> Requirements
Your answer should be a single number: the count of lines containing "Level".

[Figure contents as structured data]
######

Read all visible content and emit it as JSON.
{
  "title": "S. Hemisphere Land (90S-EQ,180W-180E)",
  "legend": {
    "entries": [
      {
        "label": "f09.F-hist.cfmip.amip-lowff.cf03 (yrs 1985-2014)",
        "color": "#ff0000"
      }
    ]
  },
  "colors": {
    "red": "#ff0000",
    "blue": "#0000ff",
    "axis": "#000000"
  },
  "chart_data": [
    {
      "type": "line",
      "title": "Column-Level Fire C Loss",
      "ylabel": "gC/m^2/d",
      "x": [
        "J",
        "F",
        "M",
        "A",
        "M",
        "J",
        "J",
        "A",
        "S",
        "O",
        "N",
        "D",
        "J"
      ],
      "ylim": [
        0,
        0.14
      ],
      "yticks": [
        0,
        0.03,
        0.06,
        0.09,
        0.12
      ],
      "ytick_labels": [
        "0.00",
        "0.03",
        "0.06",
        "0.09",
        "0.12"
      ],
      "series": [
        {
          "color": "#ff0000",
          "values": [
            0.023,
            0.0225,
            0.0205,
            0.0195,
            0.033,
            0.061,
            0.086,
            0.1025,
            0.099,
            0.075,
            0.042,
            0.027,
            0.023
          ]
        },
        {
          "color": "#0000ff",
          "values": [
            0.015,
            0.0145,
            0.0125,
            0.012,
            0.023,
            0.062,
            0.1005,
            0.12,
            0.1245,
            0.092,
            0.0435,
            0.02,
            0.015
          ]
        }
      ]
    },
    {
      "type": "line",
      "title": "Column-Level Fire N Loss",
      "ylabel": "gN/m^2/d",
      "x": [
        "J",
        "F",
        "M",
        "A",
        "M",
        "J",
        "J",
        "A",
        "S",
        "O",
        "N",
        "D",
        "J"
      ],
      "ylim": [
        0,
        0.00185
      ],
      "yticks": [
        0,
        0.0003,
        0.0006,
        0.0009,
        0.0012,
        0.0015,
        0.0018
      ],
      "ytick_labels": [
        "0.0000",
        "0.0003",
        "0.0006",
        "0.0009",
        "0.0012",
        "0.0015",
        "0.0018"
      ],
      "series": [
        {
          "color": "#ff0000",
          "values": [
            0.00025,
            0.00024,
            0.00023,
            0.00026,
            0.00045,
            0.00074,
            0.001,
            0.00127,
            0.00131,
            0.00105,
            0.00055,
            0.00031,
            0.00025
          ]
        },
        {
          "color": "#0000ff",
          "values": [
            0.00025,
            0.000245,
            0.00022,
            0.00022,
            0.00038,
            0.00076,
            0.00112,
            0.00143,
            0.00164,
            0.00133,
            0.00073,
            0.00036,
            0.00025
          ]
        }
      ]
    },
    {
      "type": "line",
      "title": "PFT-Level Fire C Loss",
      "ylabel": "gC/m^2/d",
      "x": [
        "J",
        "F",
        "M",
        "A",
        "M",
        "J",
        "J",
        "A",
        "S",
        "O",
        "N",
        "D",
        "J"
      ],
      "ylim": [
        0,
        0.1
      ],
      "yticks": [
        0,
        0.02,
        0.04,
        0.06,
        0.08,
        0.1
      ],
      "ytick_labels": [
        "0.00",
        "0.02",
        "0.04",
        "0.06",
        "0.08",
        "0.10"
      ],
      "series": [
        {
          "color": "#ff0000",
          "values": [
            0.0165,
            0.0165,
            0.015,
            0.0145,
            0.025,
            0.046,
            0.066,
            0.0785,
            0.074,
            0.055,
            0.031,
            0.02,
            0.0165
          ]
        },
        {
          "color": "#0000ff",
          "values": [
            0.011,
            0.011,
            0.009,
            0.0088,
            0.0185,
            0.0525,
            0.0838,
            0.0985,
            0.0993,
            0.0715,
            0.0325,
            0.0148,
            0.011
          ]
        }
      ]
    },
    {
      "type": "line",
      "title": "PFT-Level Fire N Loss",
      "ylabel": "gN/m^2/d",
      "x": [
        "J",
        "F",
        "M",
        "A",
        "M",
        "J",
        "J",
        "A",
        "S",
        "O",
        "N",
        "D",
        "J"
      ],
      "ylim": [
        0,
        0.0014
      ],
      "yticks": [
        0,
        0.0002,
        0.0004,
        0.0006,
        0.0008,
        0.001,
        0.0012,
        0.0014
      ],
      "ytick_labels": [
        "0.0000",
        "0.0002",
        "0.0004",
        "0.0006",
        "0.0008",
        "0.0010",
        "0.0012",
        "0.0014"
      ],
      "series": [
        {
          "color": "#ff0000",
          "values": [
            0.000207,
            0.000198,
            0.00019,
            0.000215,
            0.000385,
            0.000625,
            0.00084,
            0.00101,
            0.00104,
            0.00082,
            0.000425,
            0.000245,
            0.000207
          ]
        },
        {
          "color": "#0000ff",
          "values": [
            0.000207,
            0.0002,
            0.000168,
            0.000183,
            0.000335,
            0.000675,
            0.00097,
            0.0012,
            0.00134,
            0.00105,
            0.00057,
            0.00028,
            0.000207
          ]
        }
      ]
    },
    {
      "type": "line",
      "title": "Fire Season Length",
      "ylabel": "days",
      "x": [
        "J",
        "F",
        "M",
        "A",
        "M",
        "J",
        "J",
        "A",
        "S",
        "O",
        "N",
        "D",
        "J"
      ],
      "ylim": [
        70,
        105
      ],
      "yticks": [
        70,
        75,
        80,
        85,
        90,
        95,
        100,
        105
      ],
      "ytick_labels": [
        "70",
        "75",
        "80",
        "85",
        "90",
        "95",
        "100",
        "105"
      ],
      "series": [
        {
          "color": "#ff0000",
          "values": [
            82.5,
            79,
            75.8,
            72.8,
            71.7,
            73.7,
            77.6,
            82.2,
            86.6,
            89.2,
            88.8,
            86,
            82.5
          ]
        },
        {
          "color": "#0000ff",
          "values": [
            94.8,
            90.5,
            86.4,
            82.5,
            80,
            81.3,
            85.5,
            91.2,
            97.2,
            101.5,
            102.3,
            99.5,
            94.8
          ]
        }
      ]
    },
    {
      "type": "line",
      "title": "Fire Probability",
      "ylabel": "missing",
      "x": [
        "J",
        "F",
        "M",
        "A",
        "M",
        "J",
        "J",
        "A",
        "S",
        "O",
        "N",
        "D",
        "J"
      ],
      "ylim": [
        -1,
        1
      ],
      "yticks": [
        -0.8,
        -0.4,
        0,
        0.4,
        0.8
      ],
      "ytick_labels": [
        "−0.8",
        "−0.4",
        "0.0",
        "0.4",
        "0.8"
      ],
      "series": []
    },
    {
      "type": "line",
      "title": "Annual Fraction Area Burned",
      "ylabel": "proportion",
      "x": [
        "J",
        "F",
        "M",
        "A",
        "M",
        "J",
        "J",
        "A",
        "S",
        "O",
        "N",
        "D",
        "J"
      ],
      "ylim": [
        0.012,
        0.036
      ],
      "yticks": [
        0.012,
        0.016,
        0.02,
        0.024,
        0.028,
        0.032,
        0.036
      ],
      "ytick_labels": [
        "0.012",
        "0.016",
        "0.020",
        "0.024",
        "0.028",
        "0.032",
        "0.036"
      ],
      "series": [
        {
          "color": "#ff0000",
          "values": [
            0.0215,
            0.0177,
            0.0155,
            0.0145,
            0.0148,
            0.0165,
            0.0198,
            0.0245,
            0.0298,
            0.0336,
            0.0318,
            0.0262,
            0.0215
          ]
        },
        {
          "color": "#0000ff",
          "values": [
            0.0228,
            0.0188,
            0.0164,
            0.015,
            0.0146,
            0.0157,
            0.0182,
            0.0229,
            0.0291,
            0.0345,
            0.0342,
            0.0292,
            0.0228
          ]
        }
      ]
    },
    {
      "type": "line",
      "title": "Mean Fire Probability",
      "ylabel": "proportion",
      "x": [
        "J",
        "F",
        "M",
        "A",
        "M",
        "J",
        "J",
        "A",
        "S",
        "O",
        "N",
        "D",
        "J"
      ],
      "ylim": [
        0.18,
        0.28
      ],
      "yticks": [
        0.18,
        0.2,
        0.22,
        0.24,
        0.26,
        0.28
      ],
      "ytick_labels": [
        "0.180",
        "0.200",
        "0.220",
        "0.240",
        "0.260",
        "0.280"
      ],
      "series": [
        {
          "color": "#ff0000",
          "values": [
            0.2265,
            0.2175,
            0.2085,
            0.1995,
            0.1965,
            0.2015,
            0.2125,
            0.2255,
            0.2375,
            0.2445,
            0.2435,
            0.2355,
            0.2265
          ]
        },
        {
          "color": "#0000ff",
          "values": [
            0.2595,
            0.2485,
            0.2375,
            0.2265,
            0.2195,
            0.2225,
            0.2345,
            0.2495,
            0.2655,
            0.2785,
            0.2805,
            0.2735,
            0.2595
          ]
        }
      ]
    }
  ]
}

######

> Output below
4